SEZIONE PRIMA CIVILE

Composta dagli Ill.mi Sigg.ri Magistrati:

Dott. CAMPANILE Pietro – Presidente –

Dott. MERCOLINO Guido – Consigliere –

Dott. CAPRIOLI Maura – rel. Consigliere –

Dott. CARADONNA Lunella – Consigliere –

Dott. SUCCIO Roberto – Consigliere –

ha pronunciato la seguente:

ORDINANZA

sul ricorso rg. 27763/2020 proposto da:

S.M., rappresentato e difeso dall’avv. Domenico Frasca, elettivamente domiciliato presso lo studio del difensore in Milano, via Olmetto nr. 5;

avverso il decreto nr. 6022 del TRIBUNALE di Milano, depositato il 9/08/2020;

udita la relazione della causa svolta nella Camera di consiglio del 14/12/2021 da Dott. CAPRIOLI MAURA.

ISTRUZIONI:
A – Trascrivi dall'ordinanza il passo compreso tra "avverso il decreto" e "Dott. CAPRIOLI MAURA.", estremi inclusi.
B – Per favore, indica in quale data è stato depositato il decreto impugnato secondo l'ordinanza.
C – Stabilisci se ciascuna delle seguenti affermazioni concorda con l'ordinanza: (i) il presidente del collegio è il Dott. Mercolino Guido; (ii) il decreto impugnato è del Tribunale di Milano; (iii) S.M. è difeso dall'avv. Domenico Frasca.

DATI FORNITI:

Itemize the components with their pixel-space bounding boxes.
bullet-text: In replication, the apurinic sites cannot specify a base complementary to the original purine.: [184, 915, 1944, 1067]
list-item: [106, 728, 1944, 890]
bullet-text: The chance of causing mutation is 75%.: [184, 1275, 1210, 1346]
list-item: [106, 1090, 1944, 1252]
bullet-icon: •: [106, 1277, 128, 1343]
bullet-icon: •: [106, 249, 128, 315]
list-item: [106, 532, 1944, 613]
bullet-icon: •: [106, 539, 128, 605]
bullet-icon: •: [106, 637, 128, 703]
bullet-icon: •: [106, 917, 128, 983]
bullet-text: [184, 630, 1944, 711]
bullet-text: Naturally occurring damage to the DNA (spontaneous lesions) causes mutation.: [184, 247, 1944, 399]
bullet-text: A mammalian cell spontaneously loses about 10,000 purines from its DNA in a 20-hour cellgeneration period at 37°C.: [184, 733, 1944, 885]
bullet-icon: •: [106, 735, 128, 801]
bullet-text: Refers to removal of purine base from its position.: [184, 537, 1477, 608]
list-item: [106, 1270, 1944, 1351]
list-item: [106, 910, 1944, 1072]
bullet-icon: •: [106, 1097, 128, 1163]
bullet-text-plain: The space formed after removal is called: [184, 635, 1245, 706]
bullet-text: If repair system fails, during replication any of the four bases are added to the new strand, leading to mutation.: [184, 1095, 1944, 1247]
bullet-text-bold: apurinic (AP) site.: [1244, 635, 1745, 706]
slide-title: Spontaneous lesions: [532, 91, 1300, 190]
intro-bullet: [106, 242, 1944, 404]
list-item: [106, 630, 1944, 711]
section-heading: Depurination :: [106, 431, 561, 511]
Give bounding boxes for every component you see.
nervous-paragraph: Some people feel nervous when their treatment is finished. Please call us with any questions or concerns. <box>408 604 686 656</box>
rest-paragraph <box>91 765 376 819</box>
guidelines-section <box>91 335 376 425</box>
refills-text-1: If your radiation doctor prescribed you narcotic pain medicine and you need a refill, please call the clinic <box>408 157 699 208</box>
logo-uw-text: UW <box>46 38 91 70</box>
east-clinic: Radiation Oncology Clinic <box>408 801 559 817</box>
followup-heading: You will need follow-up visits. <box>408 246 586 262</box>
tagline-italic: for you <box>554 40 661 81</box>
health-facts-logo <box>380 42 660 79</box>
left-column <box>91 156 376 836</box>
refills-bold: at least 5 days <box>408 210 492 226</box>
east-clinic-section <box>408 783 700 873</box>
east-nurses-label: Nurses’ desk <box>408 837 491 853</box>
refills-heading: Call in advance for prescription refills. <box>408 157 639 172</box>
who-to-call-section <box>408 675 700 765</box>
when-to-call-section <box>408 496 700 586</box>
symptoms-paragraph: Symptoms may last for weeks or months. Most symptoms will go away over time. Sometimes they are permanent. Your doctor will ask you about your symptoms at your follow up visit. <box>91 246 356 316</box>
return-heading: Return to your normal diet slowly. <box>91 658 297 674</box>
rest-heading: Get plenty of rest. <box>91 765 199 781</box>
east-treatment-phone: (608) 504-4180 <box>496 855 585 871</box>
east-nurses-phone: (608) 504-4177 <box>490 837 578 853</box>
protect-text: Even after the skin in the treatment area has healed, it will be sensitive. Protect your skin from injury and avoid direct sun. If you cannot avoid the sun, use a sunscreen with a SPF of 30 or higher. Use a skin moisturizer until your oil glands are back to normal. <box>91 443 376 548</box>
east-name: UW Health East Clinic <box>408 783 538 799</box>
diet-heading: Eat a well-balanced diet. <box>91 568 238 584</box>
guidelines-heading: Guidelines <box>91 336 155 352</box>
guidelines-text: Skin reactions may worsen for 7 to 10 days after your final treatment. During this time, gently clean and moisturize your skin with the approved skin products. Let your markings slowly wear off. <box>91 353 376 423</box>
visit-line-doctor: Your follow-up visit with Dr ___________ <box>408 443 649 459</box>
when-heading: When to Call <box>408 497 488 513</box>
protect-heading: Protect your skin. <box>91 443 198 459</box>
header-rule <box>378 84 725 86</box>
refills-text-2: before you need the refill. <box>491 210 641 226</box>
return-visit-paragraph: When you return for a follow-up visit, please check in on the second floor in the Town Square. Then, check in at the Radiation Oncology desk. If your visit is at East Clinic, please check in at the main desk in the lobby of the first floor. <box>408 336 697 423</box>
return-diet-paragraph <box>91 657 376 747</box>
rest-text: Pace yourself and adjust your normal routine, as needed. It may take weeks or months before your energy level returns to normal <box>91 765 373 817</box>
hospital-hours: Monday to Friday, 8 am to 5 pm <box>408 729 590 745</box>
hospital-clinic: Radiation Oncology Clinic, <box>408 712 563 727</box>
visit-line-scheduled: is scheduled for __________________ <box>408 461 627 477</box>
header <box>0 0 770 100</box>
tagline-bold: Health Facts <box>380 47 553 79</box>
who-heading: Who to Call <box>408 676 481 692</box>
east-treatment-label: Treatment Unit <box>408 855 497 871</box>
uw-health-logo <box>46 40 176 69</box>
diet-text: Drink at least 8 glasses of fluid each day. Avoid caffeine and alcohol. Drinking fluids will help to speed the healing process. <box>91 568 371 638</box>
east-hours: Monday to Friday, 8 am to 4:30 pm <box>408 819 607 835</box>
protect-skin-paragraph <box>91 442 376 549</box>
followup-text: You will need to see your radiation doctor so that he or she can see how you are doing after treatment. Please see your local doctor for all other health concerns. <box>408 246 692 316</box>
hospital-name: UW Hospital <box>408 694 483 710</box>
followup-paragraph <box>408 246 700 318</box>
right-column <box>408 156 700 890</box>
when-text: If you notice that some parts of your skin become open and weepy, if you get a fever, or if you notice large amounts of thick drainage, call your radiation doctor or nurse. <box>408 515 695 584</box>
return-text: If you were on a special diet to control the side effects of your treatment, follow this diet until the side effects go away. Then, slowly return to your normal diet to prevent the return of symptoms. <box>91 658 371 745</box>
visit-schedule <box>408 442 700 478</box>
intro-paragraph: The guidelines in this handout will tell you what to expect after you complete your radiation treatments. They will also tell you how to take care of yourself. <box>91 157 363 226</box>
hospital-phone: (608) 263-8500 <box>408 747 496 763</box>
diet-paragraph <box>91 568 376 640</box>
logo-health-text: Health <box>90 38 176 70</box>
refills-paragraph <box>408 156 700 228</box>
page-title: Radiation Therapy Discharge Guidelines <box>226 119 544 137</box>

SOLUZIONI:
A –
avverso il decreto nr. 6022 del TRIBUNALE di Milano, depositato il 9/08/2020;

udita la relazione della causa svolta nella Camera di consiglio del 14/12/2021 da Dott. CAPRIOLI MAURA.

B – Il 9/08/2020.

C –
(i) No: "Dott. CAMPANILE Pietro – Presidente –".
(ii) Sì: "avverso il decreto nr. 6022 del TRIBUNALE di Milano".
(iii) Sì: "rappresentato e difeso dall’avv. Domenico Frasca".